Leave out the pictures and reproduce all of the data exactly.
■ ■ ■ ■ ■
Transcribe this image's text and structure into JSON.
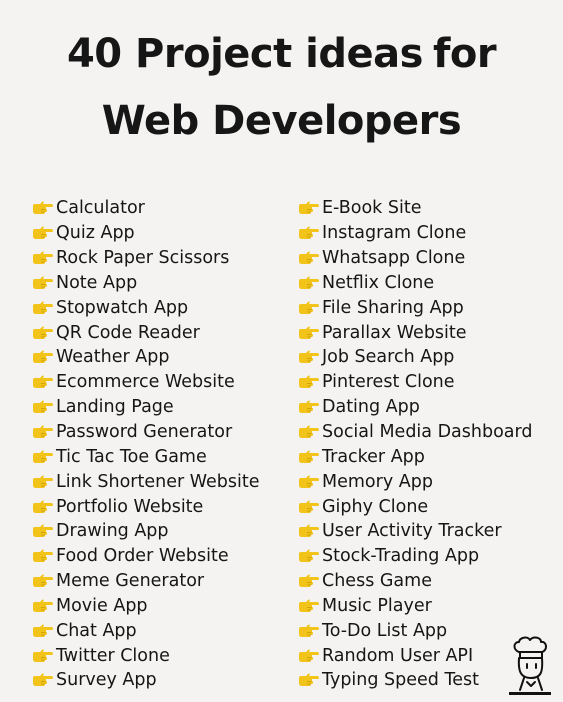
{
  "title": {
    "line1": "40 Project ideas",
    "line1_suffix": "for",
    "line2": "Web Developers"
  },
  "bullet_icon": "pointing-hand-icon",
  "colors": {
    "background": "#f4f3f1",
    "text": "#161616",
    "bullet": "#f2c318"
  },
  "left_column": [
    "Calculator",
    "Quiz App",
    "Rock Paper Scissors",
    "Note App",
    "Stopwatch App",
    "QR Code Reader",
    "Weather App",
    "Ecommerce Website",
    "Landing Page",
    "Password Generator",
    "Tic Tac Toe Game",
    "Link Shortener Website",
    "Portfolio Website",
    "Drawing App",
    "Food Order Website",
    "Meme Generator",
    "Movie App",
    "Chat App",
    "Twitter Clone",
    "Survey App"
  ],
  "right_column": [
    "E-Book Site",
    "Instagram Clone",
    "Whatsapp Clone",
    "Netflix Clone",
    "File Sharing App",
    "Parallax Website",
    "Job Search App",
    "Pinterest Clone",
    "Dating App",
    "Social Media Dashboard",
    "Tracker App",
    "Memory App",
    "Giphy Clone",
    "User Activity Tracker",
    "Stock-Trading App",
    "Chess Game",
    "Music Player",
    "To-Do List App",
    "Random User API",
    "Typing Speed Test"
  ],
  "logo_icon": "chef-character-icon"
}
■ ■ ■ ■ ■
* PROBLEM SOLUTION *
Transcribe this image's text and structure into JSON.
{
  "title": {
    "line1": "40 Project ideas",
    "line1_suffix": "for",
    "line2": "Web Developers"
  },
  "bullet_icon": "pointing-hand-icon",
  "colors": {
    "background": "#f4f3f1",
    "text": "#161616",
    "bullet": "#f2c318"
  },
  "left_column": [
    "Calculator",
    "Quiz App",
    "Rock Paper Scissors",
    "Note App",
    "Stopwatch App",
    "QR Code Reader",
    "Weather App",
    "Ecommerce Website",
    "Landing Page",
    "Password Generator",
    "Tic Tac Toe Game",
    "Link Shortener Website",
    "Portfolio Website",
    "Drawing App",
    "Food Order Website",
    "Meme Generator",
    "Movie App",
    "Chat App",
    "Twitter Clone",
    "Survey App"
  ],
  "right_column": [
    "E-Book Site",
    "Instagram Clone",
    "Whatsapp Clone",
    "Netflix Clone",
    "File Sharing App",
    "Parallax Website",
    "Job Search App",
    "Pinterest Clone",
    "Dating App",
    "Social Media Dashboard",
    "Tracker App",
    "Memory App",
    "Giphy Clone",
    "User Activity Tracker",
    "Stock-Trading App",
    "Chess Game",
    "Music Player",
    "To-Do List App",
    "Random User API",
    "Typing Speed Test"
  ],
  "logo_icon": "chef-character-icon"
}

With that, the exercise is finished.